**Input for this task**
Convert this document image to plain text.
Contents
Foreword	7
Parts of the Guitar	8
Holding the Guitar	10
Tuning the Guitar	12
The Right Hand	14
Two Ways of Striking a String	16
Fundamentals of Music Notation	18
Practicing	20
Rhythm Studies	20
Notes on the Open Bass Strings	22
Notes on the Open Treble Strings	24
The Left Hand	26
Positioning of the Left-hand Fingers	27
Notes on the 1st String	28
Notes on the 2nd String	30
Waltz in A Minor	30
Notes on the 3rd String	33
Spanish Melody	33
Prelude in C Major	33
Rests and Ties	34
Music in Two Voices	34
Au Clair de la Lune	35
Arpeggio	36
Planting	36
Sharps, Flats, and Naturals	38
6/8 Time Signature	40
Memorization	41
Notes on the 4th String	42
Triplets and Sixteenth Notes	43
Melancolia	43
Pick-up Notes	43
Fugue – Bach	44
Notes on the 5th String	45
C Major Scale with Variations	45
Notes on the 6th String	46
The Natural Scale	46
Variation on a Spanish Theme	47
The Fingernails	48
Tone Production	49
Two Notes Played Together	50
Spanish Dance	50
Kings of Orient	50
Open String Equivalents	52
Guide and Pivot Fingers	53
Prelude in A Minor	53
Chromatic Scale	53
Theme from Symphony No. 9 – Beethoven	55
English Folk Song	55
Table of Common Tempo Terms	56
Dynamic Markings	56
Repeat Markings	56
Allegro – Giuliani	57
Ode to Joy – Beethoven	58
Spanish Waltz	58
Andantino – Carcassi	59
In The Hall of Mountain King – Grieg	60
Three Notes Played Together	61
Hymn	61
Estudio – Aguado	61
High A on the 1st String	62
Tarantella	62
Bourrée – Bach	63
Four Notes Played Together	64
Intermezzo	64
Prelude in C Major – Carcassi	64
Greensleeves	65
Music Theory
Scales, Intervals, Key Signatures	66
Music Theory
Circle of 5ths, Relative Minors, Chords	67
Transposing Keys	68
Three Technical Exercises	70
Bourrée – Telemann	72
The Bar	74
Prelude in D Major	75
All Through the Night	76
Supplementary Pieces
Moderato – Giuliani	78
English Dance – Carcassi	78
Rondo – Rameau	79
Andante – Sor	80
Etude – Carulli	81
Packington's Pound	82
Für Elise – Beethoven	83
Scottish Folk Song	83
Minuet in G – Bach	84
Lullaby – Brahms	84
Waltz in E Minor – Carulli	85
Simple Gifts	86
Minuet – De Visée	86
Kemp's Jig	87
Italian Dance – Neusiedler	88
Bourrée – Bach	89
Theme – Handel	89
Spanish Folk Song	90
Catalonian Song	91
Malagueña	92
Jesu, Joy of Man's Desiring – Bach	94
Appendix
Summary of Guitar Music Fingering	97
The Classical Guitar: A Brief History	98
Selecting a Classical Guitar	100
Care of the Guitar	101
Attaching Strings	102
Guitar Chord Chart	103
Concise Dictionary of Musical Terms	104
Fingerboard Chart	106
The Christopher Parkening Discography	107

**Task directions**
Each record above should be output again exactly.

**Exercise result**
Convert this document image to plain text.
Contents
Foreword	7
Parts of the Guitar	8
Holding the Guitar	10
Tuning the Guitar	12
The Right Hand	14
Two Ways of Striking a String	16
Fundamentals of Music Notation	18
Practicing	20
Rhythm Studies	20
Notes on the Open Bass Strings	22
Notes on the Open Treble Strings	24
The Left Hand	26
Positioning of the Left-hand Fingers	27
Notes on the 1st String	28
Notes on the 2nd String	30
Waltz in A Minor	30
Notes on the 3rd String	33
Spanish Melody	33
Prelude in C Major	33
Rests and Ties	34
Music in Two Voices	34
Au Clair de la Lune	35
Arpeggio	36
Planting	36
Sharps, Flats, and Naturals	38
6/8 Time Signature	40
Memorization	41
Notes on the 4th String	42
Triplets and Sixteenth Notes	43
Melancolia	43
Pick-up Notes	43
Fugue – Bach	44
Notes on the 5th String	45
C Major Scale with Variations	45
Notes on the 6th String	46
The Natural Scale	46
Variation on a Spanish Theme	47
The Fingernails	48
Tone Production	49
Two Notes Played Together	50
Spanish Dance	50
Kings of Orient	50
Open String Equivalents	52
Guide and Pivot Fingers	53
Prelude in A Minor	53
Chromatic Scale	53
Theme from Symphony No. 9 – Beethoven	55
English Folk Song	55
Table of Common Tempo Terms	56
Dynamic Markings	56
Repeat Markings	56
Allegro – Giuliani	57
Ode to Joy – Beethoven	58
Spanish Waltz	58
Andantino – Carcassi	59
In The Hall of Mountain King – Grieg	60
Three Notes Played Together	61
Hymn	61
Estudio – Aguado	61
High A on the 1st String	62
Tarantella	62
Bourrée – Bach	63
Four Notes Played Together	64
Intermezzo	64
Prelude in C Major – Carcassi	64
Greensleeves	65
Music Theory
Scales, Intervals, Key Signatures	66
Music Theory
Circle of 5ths, Relative Minors, Chords	67
Transposing Keys	68
Three Technical Exercises	70
Bourrée – Telemann	72
The Bar	74
Prelude in D Major	75
All Through the Night	76
Supplementary Pieces
Moderato – Giuliani	78
English Dance – Carcassi	78
Rondo – Rameau	79
Andante – Sor	80
Etude – Carulli	81
Packington's Pound	82
Für Elise – Beethoven	83
Scottish Folk Song	83
Minuet in G – Bach	84
Lullaby – Brahms	84
Waltz in E Minor – Carulli	85
Simple Gifts	86
Minuet – De Visée	86
Kemp's Jig	87
Italian Dance – Neusiedler	88
Bourrée – Bach	89
Theme – Handel	89
Spanish Folk Song	90
Catalonian Song	91
Malagueña	92
Jesu, Joy of Man's Desiring – Bach	94
Appendix
Summary of Guitar Music Fingering	97
The Classical Guitar: A Brief History	98
Selecting a Classical Guitar	100
Care of the Guitar	101
Attaching Strings	102
Guitar Chord Chart	103
Concise Dictionary of Musical Terms	104
Fingerboard Chart	106
The Christopher Parkening Discography	107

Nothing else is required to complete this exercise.